O'Boyle: No surprise Simmons goes pro

In the least surprising news imaginable, Ben Simmons has declared for the NBA Draft.

The 6-foot-10-inch freak athlete averaged nearly 20 points, 12 rebounds and 5 assists per game and earned comparisons to LeBron James and Magic Johnson. It’s not hard to see why he’s a strong contender for the first overall pick in this year’s draft.

But Simmons’ biggest accomplishment hasn’t been how he has played. Leading LSU to a hardly-formidable 19-14 record, ending with a limp defeat to Texas A&M, hardly makes him a great of college basketball. Even if the backlash against Simmons did begin to get just as out-of-control as the hype, there’s no way he was the best player in the nation.

What Simmons did achieve, though, was creating the biggest mockery of the NBA’s ludicrous one-and-done rule imaginable. Since the league decided in 2005 that players cannot go directly from high school to the pros but instead must spend one year out, college players with obvious NBA potential have made little secret of their desires to put in just one year with their team before leaving.

Simmons did not need a year at LSU to develop. Whatever part of his game still needs work, most notably his jump shot, could be remedied far better in the pros than on this LSU team. Basketball isn’t football either. Simmons isn’t going to be facing a greater injury risk by playing against grown men, many of whom are already behind him athletically. From a purely NBA-based perspective, there’s not really a good reason why Simmons should have had to spend a year at LSU.

From a college-sports perspective, the idea becomes even more bizarre. With just one year in college, what did you expect Simmons to do? What does he have to gain by getting a 4.0 for the first quarter of a degree he’ll never need. When you have a test coming up, thinking of the worst case scenario if you don’t study is one way to remind yourself the need to work hard. For most students, it’s failing out of school. For most student athletes, there’s the risk of academic ineligibility from their sport, too. But as a basketball player who’ll be in the NBA a year later, Simmons only needed to hit the low first-semester targets and coast for his second.

== GIVEN INFORMATION ==

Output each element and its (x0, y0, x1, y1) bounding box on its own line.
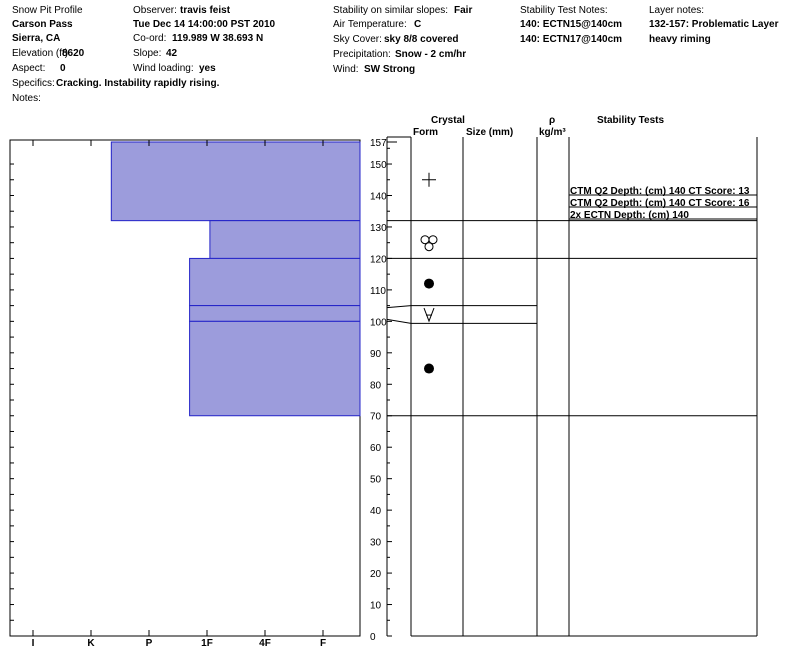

== STATED EXERCISE 1 ==
According to the column on Ben Simmons going pro, in what year did the NBA decide that players could no longer go directly from high school to the pros?
== STATED EXERCISE 2 ==
Extend the column on Ben Simmons declaring for the NBA Draft, picking up after its final sentence.

== FINAL RESULT 1 ==
2005

== FINAL RESULT 2 ==
Not only is ignoring the “student” part of the “student-athlete” designation a possible strategy for players like Simmons, they’d practically be fools not to do it. You don’t need to spend four years in college to see that learning about Oceanography  — a class Simmons said he struggled with — is not going to help his career. His career is in basketball — there is no doubt about that. And even if he doesn’t turn into the transcendent pro many expect, he’s going to make a lot more money before he turns 25 than the greatest oceanographers will make in their lifetimes.

I struggle to bring myself to study despite the fact that NBA scouts have shown little interest in me. If I were in Simmons’ position, I can categorically say I would put in no more effort in the classroom than he did.

So what did Simmons have to lose? Eligibility for the Wooden Award? He wasn’t going to win for on-the-court reasons anyway, and he could still easily carve out an NBA career that makes him forget about any college awards. The respect of scouts who wanted to see his work ethic? Surely there has to be a better way of judging that — one that actually relates a bit more to basketball.

If a player is ready, he’s ready. And plenty of players have been ready. Has that extra year in college really helped players mature as people? Has it helped them develop all that much as basketball players? College will always be there for the players who can use it, but for the Ben Simmonses of the world, it offers nothing.